**THE EXERCISE:** Do not carry the pictures over; copy every other part of the entries exactly.

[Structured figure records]

<<<<

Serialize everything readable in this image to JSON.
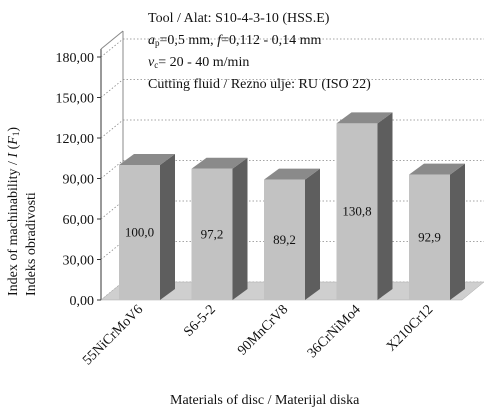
{
  "chart_data": {
    "type": "bar",
    "categories": [
      "55NiCrMoV6",
      "S6-5-2",
      "90MnCrV8",
      "36CrNiMo4",
      "X210Cr12"
    ],
    "values": [
      100.0,
      97.2,
      89.2,
      130.8,
      92.9
    ],
    "value_labels": [
      "100,0",
      "97,2",
      "89,2",
      "130,8",
      "92,9"
    ],
    "xlabel": "Materials of disc / Materijal diska",
    "ylabel_line1_pre": "Index of machinability / ",
    "ylabel_line1_I": "I",
    "ylabel_line1_open": " (",
    "ylabel_line1_F": "F",
    "ylabel_line1_sub": "1",
    "ylabel_line1_close": ")",
    "ylabel_line2": "Indeks obradivosti",
    "ylim": [
      0,
      180
    ],
    "yticks": [
      "0,00",
      "30,00",
      "60,00",
      "90,00",
      "120,00",
      "150,00",
      "180,00"
    ],
    "grid": true,
    "three_d": true,
    "colors": {
      "bar_front": "#c2c2c2",
      "bar_top": "#8a8a8a",
      "bar_side": "#5e5e5e",
      "floor": "#cfcfcf",
      "grid": "#888888"
    },
    "annotation": {
      "line1": "Tool / Alat: S10-4-3-10 (HSS.E)",
      "line2_a": "a",
      "line2_asub": "p",
      "line2_mid": "=0,5 mm, ",
      "line2_f": "f",
      "line2_end": "=0,112 -  0,14 mm",
      "line3_v": "v",
      "line3_vsub": "c",
      "line3_end": "= 20 - 40 m/min",
      "line4": "Cutting  fluid / Rezno ulje: RU (ISO 22)"
    }
  }
}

>>>>

**RESPONSE FOR THIS EXERCISE:**
Serialize everything readable in this image to JSON.
{
  "chart_data": {
    "type": "bar",
    "categories": [
      "55NiCrMoV6",
      "S6-5-2",
      "90MnCrV8",
      "36CrNiMo4",
      "X210Cr12"
    ],
    "values": [
      100.0,
      97.2,
      89.2,
      130.8,
      92.9
    ],
    "value_labels": [
      "100,0",
      "97,2",
      "89,2",
      "130,8",
      "92,9"
    ],
    "xlabel": "Materials of disc / Materijal diska",
    "ylabel_line1_pre": "Index of machinability / ",
    "ylabel_line1_I": "I",
    "ylabel_line1_open": " (",
    "ylabel_line1_F": "F",
    "ylabel_line1_sub": "1",
    "ylabel_line1_close": ")",
    "ylabel_line2": "Indeks obradivosti",
    "ylim": [
      0,
      180
    ],
    "yticks": [
      "0,00",
      "30,00",
      "60,00",
      "90,00",
      "120,00",
      "150,00",
      "180,00"
    ],
    "grid": true,
    "three_d": true,
    "colors": {
      "bar_front": "#c2c2c2",
      "bar_top": "#8a8a8a",
      "bar_side": "#5e5e5e",
      "floor": "#cfcfcf",
      "grid": "#888888"
    },
    "annotation": {
      "line1": "Tool / Alat: S10-4-3-10 (HSS.E)",
      "line2_a": "a",
      "line2_asub": "p",
      "line2_mid": "=0,5 mm, ",
      "line2_f": "f",
      "line2_end": "=0,112 -  0,14 mm",
      "line3_v": "v",
      "line3_vsub": "c",
      "line3_end": "= 20 - 40 m/min",
      "line4": "Cutting  fluid / Rezno ulje: RU (ISO 22)"
    }
  }
}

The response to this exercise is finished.